# Start of PROVIDED RECORDS

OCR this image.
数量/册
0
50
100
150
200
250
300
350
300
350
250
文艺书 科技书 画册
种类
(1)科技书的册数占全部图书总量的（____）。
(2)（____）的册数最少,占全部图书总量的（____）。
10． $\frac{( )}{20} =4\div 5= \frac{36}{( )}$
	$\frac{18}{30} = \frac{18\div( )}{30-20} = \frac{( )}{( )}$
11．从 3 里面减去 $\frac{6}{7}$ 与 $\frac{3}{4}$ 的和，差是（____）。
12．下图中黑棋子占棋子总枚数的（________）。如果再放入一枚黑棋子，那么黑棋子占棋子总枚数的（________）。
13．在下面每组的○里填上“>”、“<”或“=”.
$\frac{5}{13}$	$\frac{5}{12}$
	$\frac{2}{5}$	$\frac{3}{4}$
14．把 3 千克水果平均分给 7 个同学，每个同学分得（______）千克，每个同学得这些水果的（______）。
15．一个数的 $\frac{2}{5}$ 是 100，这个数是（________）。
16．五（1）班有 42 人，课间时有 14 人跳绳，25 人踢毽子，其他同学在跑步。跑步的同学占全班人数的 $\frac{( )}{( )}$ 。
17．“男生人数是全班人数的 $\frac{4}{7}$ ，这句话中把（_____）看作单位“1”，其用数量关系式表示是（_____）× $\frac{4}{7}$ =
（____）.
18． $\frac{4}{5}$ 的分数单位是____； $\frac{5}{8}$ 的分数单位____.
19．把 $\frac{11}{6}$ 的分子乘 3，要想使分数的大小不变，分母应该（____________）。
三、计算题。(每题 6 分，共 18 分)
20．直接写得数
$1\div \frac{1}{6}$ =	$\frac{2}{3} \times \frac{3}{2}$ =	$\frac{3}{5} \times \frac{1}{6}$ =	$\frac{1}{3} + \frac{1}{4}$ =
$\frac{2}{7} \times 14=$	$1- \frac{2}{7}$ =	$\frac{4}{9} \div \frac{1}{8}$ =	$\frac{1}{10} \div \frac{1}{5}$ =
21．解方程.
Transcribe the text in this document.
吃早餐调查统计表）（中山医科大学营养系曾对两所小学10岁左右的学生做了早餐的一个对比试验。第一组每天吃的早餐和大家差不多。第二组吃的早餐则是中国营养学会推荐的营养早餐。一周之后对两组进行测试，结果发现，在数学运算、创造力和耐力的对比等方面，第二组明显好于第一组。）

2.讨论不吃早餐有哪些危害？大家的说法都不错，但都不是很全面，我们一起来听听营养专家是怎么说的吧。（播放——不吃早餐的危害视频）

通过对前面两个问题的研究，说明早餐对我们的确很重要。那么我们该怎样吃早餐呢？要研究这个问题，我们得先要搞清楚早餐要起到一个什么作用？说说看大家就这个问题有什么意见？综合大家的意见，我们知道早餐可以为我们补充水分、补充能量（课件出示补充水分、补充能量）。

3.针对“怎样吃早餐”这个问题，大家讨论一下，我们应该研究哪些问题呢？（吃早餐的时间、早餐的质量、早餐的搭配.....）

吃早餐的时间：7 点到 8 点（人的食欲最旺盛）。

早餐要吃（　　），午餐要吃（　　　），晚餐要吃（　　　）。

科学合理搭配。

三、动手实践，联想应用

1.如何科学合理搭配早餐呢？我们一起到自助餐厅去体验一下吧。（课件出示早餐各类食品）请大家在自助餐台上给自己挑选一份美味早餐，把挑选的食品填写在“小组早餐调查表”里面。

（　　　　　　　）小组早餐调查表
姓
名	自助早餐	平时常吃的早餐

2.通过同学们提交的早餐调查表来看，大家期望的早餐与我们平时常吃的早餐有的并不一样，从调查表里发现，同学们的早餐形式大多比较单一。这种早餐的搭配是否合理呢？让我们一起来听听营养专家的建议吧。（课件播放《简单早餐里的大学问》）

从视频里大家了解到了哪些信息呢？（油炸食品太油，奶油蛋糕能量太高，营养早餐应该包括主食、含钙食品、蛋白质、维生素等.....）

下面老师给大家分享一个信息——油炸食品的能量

# End of PROVIDED RECORDS

§ **REQUIRED WORK**
Look through the entries above for the word "this". Copy every line where it shows up.

§ **EXPECTED OUTPUT**
OCR this image.
Transcribe the text in this document.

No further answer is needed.